• **Stated exercise**: Exactly as given, repeat all of the entries.

** START **

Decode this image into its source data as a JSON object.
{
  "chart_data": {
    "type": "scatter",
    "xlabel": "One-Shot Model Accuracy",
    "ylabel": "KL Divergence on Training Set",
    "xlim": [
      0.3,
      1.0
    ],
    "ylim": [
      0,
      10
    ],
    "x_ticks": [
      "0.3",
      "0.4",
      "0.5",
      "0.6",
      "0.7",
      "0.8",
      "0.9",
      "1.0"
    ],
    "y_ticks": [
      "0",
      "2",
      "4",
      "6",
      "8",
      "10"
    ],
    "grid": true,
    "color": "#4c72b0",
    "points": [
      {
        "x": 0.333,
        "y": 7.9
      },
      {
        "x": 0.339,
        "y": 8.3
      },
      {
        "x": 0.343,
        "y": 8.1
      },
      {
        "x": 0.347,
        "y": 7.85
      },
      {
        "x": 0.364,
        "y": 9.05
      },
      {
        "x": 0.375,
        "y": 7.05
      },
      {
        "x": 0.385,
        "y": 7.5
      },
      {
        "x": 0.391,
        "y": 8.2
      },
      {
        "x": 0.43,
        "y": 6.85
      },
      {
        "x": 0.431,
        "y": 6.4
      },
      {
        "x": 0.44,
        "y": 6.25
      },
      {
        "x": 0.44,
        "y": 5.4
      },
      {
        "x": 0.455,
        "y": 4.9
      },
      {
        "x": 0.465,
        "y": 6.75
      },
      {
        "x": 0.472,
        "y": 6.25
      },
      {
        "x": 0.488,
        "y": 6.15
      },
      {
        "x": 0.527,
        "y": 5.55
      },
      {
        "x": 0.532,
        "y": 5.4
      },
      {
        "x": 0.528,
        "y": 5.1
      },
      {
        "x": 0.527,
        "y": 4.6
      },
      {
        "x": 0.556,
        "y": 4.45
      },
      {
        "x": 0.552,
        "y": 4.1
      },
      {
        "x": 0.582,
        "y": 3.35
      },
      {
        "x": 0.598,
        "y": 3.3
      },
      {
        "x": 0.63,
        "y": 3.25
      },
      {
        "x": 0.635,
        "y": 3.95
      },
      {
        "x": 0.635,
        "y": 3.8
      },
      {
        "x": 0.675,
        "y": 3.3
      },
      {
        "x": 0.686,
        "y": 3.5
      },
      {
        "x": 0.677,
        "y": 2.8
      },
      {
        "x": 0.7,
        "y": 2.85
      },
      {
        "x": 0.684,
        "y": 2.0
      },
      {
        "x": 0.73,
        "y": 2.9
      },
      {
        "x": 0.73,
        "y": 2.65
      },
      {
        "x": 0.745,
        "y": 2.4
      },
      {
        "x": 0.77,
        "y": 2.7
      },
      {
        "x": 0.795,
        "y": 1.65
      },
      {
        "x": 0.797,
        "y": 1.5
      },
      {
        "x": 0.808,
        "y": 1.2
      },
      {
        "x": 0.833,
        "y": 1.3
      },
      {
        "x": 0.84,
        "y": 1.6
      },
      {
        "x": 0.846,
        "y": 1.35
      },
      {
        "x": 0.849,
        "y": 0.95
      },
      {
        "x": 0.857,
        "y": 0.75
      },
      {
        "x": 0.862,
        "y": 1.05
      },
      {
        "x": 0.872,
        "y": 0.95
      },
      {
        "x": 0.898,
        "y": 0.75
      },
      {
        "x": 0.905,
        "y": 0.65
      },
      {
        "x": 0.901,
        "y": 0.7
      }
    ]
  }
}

** END **

• **Answer in full**:
Decode this image into its source data as a JSON object.
{
  "chart_data": {
    "type": "scatter",
    "xlabel": "One-Shot Model Accuracy",
    "ylabel": "KL Divergence on Training Set",
    "xlim": [
      0.3,
      1.0
    ],
    "ylim": [
      0,
      10
    ],
    "x_ticks": [
      "0.3",
      "0.4",
      "0.5",
      "0.6",
      "0.7",
      "0.8",
      "0.9",
      "1.0"
    ],
    "y_ticks": [
      "0",
      "2",
      "4",
      "6",
      "8",
      "10"
    ],
    "grid": true,
    "color": "#4c72b0",
    "points": [
      {
        "x": 0.333,
        "y": 7.9
      },
      {
        "x": 0.339,
        "y": 8.3
      },
      {
        "x": 0.343,
        "y": 8.1
      },
      {
        "x": 0.347,
        "y": 7.85
      },
      {
        "x": 0.364,
        "y": 9.05
      },
      {
        "x": 0.375,
        "y": 7.05
      },
      {
        "x": 0.385,
        "y": 7.5
      },
      {
        "x": 0.391,
        "y": 8.2
      },
      {
        "x": 0.43,
        "y": 6.85
      },
      {
        "x": 0.431,
        "y": 6.4
      },
      {
        "x": 0.44,
        "y": 6.25
      },
      {
        "x": 0.44,
        "y": 5.4
      },
      {
        "x": 0.455,
        "y": 4.9
      },
      {
        "x": 0.465,
        "y": 6.75
      },
      {
        "x": 0.472,
        "y": 6.25
      },
      {
        "x": 0.488,
        "y": 6.15
      },
      {
        "x": 0.527,
        "y": 5.55
      },
      {
        "x": 0.532,
        "y": 5.4
      },
      {
        "x": 0.528,
        "y": 5.1
      },
      {
        "x": 0.527,
        "y": 4.6
      },
      {
        "x": 0.556,
        "y": 4.45
      },
      {
        "x": 0.552,
        "y": 4.1
      },
      {
        "x": 0.582,
        "y": 3.35
      },
      {
        "x": 0.598,
        "y": 3.3
      },
      {
        "x": 0.63,
        "y": 3.25
      },
      {
        "x": 0.635,
        "y": 3.95
      },
      {
        "x": 0.635,
        "y": 3.8
      },
      {
        "x": 0.675,
        "y": 3.3
      },
      {
        "x": 0.686,
        "y": 3.5
      },
      {
        "x": 0.677,
        "y": 2.8
      },
      {
        "x": 0.7,
        "y": 2.85
      },
      {
        "x": 0.684,
        "y": 2.0
      },
      {
        "x": 0.73,
        "y": 2.9
      },
      {
        "x": 0.73,
        "y": 2.65
      },
      {
        "x": 0.745,
        "y": 2.4
      },
      {
        "x": 0.77,
        "y": 2.7
      },
      {
        "x": 0.795,
        "y": 1.65
      },
      {
        "x": 0.797,
        "y": 1.5
      },
      {
        "x": 0.808,
        "y": 1.2
      },
      {
        "x": 0.833,
        "y": 1.3
      },
      {
        "x": 0.84,
        "y": 1.6
      },
      {
        "x": 0.846,
        "y": 1.35
      },
      {
        "x": 0.849,
        "y": 0.95
      },
      {
        "x": 0.857,
        "y": 0.75
      },
      {
        "x": 0.862,
        "y": 1.05
      },
      {
        "x": 0.872,
        "y": 0.95
      },
      {
        "x": 0.898,
        "y": 0.75
      },
      {
        "x": 0.905,
        "y": 0.65
      },
      {
        "x": 0.901,
        "y": 0.7
      }
    ]
  }
}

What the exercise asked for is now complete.